— start of Data excerpts —
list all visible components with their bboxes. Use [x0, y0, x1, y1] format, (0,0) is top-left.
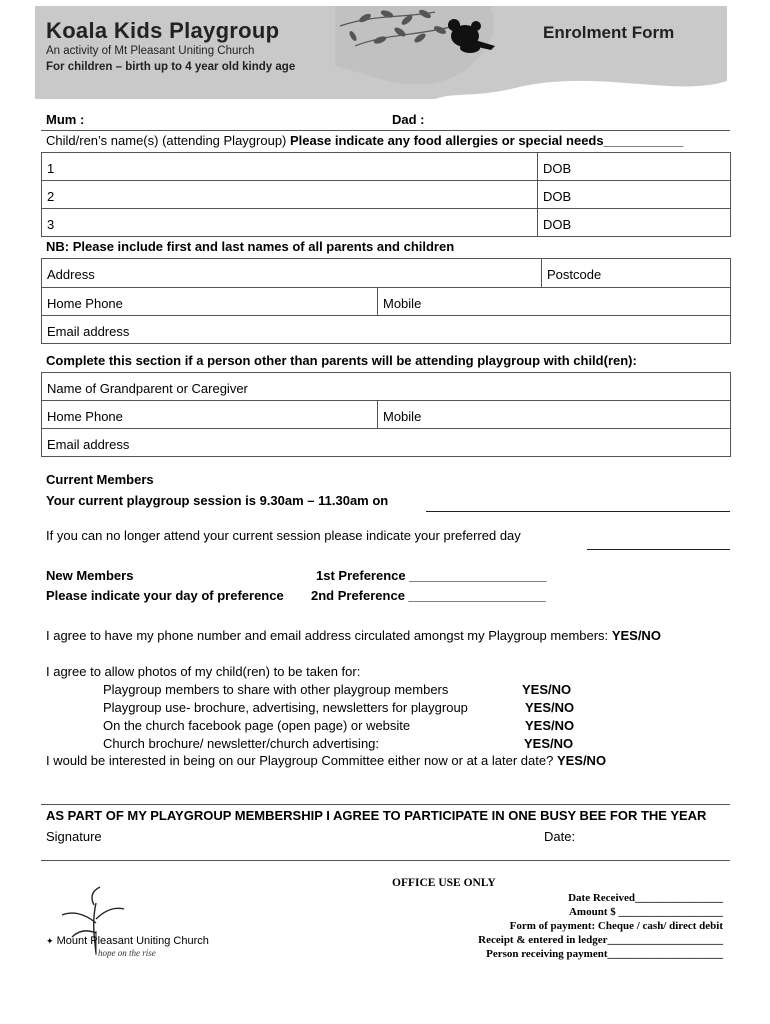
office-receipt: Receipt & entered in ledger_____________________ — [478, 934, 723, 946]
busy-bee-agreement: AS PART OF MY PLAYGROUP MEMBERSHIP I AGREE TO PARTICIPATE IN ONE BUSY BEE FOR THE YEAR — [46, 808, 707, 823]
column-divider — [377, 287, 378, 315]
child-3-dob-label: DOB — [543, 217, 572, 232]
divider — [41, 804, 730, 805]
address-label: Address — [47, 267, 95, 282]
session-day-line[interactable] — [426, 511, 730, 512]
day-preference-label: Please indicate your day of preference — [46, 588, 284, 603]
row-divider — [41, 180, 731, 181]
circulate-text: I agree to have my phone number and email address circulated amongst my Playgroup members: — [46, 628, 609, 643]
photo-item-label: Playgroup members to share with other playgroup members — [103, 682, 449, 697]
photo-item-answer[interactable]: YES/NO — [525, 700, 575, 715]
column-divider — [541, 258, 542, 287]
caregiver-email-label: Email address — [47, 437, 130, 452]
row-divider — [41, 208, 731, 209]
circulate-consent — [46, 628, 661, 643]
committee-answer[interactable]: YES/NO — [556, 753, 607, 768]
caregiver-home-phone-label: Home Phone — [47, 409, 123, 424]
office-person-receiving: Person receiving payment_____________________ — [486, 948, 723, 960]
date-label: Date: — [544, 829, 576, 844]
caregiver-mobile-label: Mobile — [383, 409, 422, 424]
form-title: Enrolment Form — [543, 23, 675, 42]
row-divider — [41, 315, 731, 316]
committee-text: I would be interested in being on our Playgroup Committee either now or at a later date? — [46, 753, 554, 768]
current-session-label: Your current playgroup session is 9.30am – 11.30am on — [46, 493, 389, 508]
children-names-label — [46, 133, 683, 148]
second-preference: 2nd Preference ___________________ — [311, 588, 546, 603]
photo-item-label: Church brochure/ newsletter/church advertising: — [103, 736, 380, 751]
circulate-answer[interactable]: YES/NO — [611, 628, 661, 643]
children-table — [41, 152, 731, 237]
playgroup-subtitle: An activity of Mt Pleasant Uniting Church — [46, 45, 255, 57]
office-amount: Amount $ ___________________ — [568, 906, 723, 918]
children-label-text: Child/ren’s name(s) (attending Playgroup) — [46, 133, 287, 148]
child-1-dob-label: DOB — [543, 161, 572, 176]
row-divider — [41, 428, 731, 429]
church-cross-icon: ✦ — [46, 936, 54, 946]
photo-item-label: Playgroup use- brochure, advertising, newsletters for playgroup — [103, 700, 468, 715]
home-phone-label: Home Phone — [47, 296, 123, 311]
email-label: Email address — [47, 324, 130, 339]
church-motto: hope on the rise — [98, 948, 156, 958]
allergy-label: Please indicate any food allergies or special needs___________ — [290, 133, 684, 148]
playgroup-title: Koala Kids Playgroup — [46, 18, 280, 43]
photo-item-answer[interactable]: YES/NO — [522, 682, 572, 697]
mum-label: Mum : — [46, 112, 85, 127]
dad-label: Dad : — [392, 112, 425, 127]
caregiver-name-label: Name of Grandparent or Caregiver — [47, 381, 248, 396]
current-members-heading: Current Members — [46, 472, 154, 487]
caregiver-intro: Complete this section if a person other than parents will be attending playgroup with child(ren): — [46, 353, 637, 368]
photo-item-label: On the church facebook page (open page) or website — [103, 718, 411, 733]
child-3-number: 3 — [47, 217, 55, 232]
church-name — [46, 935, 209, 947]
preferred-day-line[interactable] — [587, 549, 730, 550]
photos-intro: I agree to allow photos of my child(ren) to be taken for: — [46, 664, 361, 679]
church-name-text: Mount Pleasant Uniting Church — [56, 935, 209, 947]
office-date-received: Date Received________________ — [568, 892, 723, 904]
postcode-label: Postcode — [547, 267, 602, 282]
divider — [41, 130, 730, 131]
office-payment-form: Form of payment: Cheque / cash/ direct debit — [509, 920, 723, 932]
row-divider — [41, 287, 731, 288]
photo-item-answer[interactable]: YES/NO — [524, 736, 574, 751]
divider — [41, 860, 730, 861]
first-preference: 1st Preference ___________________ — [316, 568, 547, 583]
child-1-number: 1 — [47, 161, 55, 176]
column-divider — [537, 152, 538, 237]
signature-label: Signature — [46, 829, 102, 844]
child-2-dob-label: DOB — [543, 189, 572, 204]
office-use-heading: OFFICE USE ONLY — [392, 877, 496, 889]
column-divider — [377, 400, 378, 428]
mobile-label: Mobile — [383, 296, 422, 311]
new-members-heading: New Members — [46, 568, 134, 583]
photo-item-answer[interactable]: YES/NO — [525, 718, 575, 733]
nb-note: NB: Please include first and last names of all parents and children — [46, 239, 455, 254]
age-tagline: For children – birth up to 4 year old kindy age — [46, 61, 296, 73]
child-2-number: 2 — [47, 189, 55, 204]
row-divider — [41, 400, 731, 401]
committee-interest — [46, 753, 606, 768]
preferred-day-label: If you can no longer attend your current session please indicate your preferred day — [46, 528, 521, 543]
— end of Data excerpts —
Goal –
Change "Enrolment Form" to "Registration Form" throughout the material and write out every line again with nothing else altered. Leave the pictures out of your answer.

Final answer –
list all visible components with their bboxes. Use [x0, y0, x1, y1] format, (0,0) is top-left.
office-receipt: Receipt & entered in ledger_____________________ — [478, 934, 723, 946]
busy-bee-agreement: AS PART OF MY PLAYGROUP MEMBERSHIP I AGREE TO PARTICIPATE IN ONE BUSY BEE FOR THE YEAR — [46, 808, 707, 823]
column-divider — [377, 287, 378, 315]
child-3-dob-label: DOB — [543, 217, 572, 232]
divider — [41, 804, 730, 805]
address-label: Address — [47, 267, 95, 282]
session-day-line[interactable] — [426, 511, 730, 512]
day-preference-label: Please indicate your day of preference — [46, 588, 284, 603]
row-divider — [41, 180, 731, 181]
circulate-text: I agree to have my phone number and email address circulated amongst my Playgroup members: — [46, 628, 609, 643]
photo-item-label: Playgroup members to share with other playgroup members — [103, 682, 449, 697]
photo-item-answer[interactable]: YES/NO — [525, 700, 575, 715]
column-divider — [541, 258, 542, 287]
caregiver-email-label: Email address — [47, 437, 130, 452]
row-divider — [41, 208, 731, 209]
circulate-consent — [46, 628, 661, 643]
committee-answer[interactable]: YES/NO — [556, 753, 607, 768]
caregiver-home-phone-label: Home Phone — [47, 409, 123, 424]
office-person-receiving: Person receiving payment_____________________ — [486, 948, 723, 960]
date-label: Date: — [544, 829, 576, 844]
caregiver-mobile-label: Mobile — [383, 409, 422, 424]
form-title: Registration Form — [543, 23, 675, 42]
row-divider — [41, 315, 731, 316]
committee-text: I would be interested in being on our Playgroup Committee either now or at a later date? — [46, 753, 554, 768]
current-session-label: Your current playgroup session is 9.30am – 11.30am on — [46, 493, 389, 508]
children-names-label — [46, 133, 683, 148]
second-preference: 2nd Preference ___________________ — [311, 588, 546, 603]
photo-item-label: Church brochure/ newsletter/church advertising: — [103, 736, 380, 751]
circulate-answer[interactable]: YES/NO — [611, 628, 661, 643]
children-table — [41, 152, 731, 237]
playgroup-subtitle: An activity of Mt Pleasant Uniting Church — [46, 45, 255, 57]
office-amount: Amount $ ___________________ — [568, 906, 723, 918]
children-label-text: Child/ren’s name(s) (attending Playgroup) — [46, 133, 287, 148]
child-1-dob-label: DOB — [543, 161, 572, 176]
row-divider — [41, 428, 731, 429]
church-cross-icon: ✦ — [46, 936, 54, 946]
photo-item-label: Playgroup use- brochure, advertising, newsletters for playgroup — [103, 700, 468, 715]
home-phone-label: Home Phone — [47, 296, 123, 311]
email-label: Email address — [47, 324, 130, 339]
church-motto: hope on the rise — [98, 948, 156, 958]
allergy-label: Please indicate any food allergies or special needs___________ — [290, 133, 684, 148]
playgroup-title: Koala Kids Playgroup — [46, 18, 280, 43]
photo-item-answer[interactable]: YES/NO — [522, 682, 572, 697]
mum-label: Mum : — [46, 112, 85, 127]
dad-label: Dad : — [392, 112, 425, 127]
caregiver-name-label: Name of Grandparent or Caregiver — [47, 381, 248, 396]
current-members-heading: Current Members — [46, 472, 154, 487]
caregiver-intro: Complete this section if a person other than parents will be attending playgroup with child(ren): — [46, 353, 637, 368]
photo-item-label: On the church facebook page (open page) or website — [103, 718, 411, 733]
child-3-number: 3 — [47, 217, 55, 232]
church-name — [46, 935, 209, 947]
preferred-day-line[interactable] — [587, 549, 730, 550]
photos-intro: I agree to allow photos of my child(ren) to be taken for: — [46, 664, 361, 679]
church-name-text: Mount Pleasant Uniting Church — [56, 935, 209, 947]
office-date-received: Date Received________________ — [568, 892, 723, 904]
postcode-label: Postcode — [547, 267, 602, 282]
divider — [41, 130, 730, 131]
office-payment-form: Form of payment: Cheque / cash/ direct debit — [509, 920, 723, 932]
row-divider — [41, 287, 731, 288]
photo-item-answer[interactable]: YES/NO — [524, 736, 574, 751]
divider — [41, 860, 730, 861]
first-preference: 1st Preference ___________________ — [316, 568, 547, 583]
child-1-number: 1 — [47, 161, 55, 176]
column-divider — [537, 152, 538, 237]
signature-label: Signature — [46, 829, 102, 844]
child-2-dob-label: DOB — [543, 189, 572, 204]
office-use-heading: OFFICE USE ONLY — [392, 877, 496, 889]
column-divider — [377, 400, 378, 428]
mobile-label: Mobile — [383, 296, 422, 311]
new-members-heading: New Members — [46, 568, 134, 583]
photo-item-answer[interactable]: YES/NO — [525, 718, 575, 733]
nb-note: NB: Please include first and last names of all parents and children — [46, 239, 455, 254]
age-tagline: For children – birth up to 4 year old kindy age — [46, 61, 296, 73]
child-2-number: 2 — [47, 189, 55, 204]
row-divider — [41, 400, 731, 401]
committee-interest — [46, 753, 606, 768]
preferred-day-label: If you can no longer attend your current session please indicate your preferred day — [46, 528, 521, 543]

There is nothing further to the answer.